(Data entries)
◆ ◆ ◆ ◆ ◆

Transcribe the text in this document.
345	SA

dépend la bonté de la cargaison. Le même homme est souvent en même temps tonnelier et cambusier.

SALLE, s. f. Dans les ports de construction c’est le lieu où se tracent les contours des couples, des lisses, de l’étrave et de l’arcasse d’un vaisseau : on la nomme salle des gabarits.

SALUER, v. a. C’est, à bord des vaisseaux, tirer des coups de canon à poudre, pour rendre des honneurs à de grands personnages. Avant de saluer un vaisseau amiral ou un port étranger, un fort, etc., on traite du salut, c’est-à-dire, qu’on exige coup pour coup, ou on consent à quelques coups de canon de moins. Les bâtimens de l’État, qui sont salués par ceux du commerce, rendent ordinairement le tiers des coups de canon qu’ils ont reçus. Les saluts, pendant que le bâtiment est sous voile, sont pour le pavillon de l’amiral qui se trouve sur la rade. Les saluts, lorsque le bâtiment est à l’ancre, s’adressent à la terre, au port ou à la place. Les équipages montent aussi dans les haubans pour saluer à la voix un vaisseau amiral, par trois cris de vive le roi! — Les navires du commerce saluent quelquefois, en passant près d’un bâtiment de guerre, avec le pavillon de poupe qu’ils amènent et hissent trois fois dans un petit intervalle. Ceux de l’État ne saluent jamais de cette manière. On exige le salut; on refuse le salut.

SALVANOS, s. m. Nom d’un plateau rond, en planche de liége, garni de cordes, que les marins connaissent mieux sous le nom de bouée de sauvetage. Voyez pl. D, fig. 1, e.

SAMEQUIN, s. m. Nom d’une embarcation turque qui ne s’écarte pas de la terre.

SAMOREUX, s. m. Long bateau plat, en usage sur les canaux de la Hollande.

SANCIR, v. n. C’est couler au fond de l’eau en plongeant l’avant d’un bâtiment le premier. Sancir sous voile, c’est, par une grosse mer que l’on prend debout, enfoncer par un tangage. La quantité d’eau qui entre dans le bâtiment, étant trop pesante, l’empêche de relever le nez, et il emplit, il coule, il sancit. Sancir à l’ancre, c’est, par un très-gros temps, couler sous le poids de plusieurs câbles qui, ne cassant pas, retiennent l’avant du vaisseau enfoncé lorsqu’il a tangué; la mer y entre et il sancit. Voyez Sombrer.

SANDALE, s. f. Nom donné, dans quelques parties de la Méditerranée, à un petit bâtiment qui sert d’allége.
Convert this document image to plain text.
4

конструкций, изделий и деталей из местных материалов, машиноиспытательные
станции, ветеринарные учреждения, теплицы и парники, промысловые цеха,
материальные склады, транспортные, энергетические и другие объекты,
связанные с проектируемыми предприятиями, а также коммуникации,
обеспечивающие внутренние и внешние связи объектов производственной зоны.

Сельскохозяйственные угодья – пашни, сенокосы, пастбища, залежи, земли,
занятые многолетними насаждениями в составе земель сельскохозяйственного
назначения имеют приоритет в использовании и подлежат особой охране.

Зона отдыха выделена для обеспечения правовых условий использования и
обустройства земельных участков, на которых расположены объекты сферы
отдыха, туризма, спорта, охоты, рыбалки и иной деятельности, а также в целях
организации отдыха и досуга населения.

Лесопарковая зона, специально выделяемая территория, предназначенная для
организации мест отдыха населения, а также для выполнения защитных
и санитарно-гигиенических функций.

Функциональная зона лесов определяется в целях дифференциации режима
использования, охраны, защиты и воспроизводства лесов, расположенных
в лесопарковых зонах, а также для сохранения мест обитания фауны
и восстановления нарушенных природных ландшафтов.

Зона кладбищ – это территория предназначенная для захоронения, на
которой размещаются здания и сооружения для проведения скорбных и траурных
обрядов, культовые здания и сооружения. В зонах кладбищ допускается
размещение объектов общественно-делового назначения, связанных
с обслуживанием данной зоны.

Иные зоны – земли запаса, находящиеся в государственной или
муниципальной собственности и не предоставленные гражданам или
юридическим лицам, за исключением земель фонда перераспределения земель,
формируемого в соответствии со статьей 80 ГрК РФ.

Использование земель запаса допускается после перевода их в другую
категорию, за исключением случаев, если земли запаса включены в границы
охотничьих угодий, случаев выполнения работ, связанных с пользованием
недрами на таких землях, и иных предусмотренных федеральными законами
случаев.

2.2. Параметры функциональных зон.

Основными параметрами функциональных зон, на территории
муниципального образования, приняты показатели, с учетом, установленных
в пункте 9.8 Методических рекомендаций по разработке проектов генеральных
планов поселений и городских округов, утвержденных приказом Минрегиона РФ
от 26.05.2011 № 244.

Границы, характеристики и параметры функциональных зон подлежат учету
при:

◆ ◆ ◆ ◆ ◆

*PROBLEM*:
The records above must be output exactly, in full.

*THE COMPLETED TASK*:
Transcribe the text in this document.
345	SA

dépend la bonté de la cargaison. Le même homme est souvent en même temps tonnelier et cambusier.

SALLE, s. f. Dans les ports de construction c’est le lieu où se tracent les contours des couples, des lisses, de l’étrave et de l’arcasse d’un vaisseau : on la nomme salle des gabarits.

SALUER, v. a. C’est, à bord des vaisseaux, tirer des coups de canon à poudre, pour rendre des honneurs à de grands personnages. Avant de saluer un vaisseau amiral ou un port étranger, un fort, etc., on traite du salut, c’est-à-dire, qu’on exige coup pour coup, ou on consent à quelques coups de canon de moins. Les bâtimens de l’État, qui sont salués par ceux du commerce, rendent ordinairement le tiers des coups de canon qu’ils ont reçus. Les saluts, pendant que le bâtiment est sous voile, sont pour le pavillon de l’amiral qui se trouve sur la rade. Les saluts, lorsque le bâtiment est à l’ancre, s’adressent à la terre, au port ou à la place. Les équipages montent aussi dans les haubans pour saluer à la voix un vaisseau amiral, par trois cris de vive le roi! — Les navires du commerce saluent quelquefois, en passant près d’un bâtiment de guerre, avec le pavillon de poupe qu’ils amènent et hissent trois fois dans un petit intervalle. Ceux de l’État ne saluent jamais de cette manière. On exige le salut; on refuse le salut.

SALVANOS, s. m. Nom d’un plateau rond, en planche de liége, garni de cordes, que les marins connaissent mieux sous le nom de bouée de sauvetage. Voyez pl. D, fig. 1, e.

SAMEQUIN, s. m. Nom d’une embarcation turque qui ne s’écarte pas de la terre.

SAMOREUX, s. m. Long bateau plat, en usage sur les canaux de la Hollande.

SANCIR, v. n. C’est couler au fond de l’eau en plongeant l’avant d’un bâtiment le premier. Sancir sous voile, c’est, par une grosse mer que l’on prend debout, enfoncer par un tangage. La quantité d’eau qui entre dans le bâtiment, étant trop pesante, l’empêche de relever le nez, et il emplit, il coule, il sancit. Sancir à l’ancre, c’est, par un très-gros temps, couler sous le poids de plusieurs câbles qui, ne cassant pas, retiennent l’avant du vaisseau enfoncé lorsqu’il a tangué; la mer y entre et il sancit. Voyez Sombrer.

SANDALE, s. f. Nom donné, dans quelques parties de la Méditerranée, à un petit bâtiment qui sert d’allége.
Convert this document image to plain text.
4

конструкций, изделий и деталей из местных материалов, машиноиспытательные
станции, ветеринарные учреждения, теплицы и парники, промысловые цеха,
материальные склады, транспортные, энергетические и другие объекты,
связанные с проектируемыми предприятиями, а также коммуникации,
обеспечивающие внутренние и внешние связи объектов производственной зоны.

Сельскохозяйственные угодья – пашни, сенокосы, пастбища, залежи, земли,
занятые многолетними насаждениями в составе земель сельскохозяйственного
назначения имеют приоритет в использовании и подлежат особой охране.

Зона отдыха выделена для обеспечения правовых условий использования и
обустройства земельных участков, на которых расположены объекты сферы
отдыха, туризма, спорта, охоты, рыбалки и иной деятельности, а также в целях
организации отдыха и досуга населения.

Лесопарковая зона, специально выделяемая территория, предназначенная для
организации мест отдыха населения, а также для выполнения защитных
и санитарно-гигиенических функций.

Функциональная зона лесов определяется в целях дифференциации режима
использования, охраны, защиты и воспроизводства лесов, расположенных
в лесопарковых зонах, а также для сохранения мест обитания фауны
и восстановления нарушенных природных ландшафтов.

Зона кладбищ – это территория предназначенная для захоронения, на
которой размещаются здания и сооружения для проведения скорбных и траурных
обрядов, культовые здания и сооружения. В зонах кладбищ допускается
размещение объектов общественно-делового назначения, связанных
с обслуживанием данной зоны.

Иные зоны – земли запаса, находящиеся в государственной или
муниципальной собственности и не предоставленные гражданам или
юридическим лицам, за исключением земель фонда перераспределения земель,
формируемого в соответствии со статьей 80 ГрК РФ.

Использование земель запаса допускается после перевода их в другую
категорию, за исключением случаев, если земли запаса включены в границы
охотничьих угодий, случаев выполнения работ, связанных с пользованием
недрами на таких землях, и иных предусмотренных федеральными законами
случаев.

2.2. Параметры функциональных зон.

Основными параметрами функциональных зон, на территории
муниципального образования, приняты показатели, с учетом, установленных
в пункте 9.8 Методических рекомендаций по разработке проектов генеральных
планов поселений и городских округов, утвержденных приказом Минрегиона РФ
от 26.05.2011 № 244.

Границы, характеристики и параметры функциональных зон подлежат учету
при:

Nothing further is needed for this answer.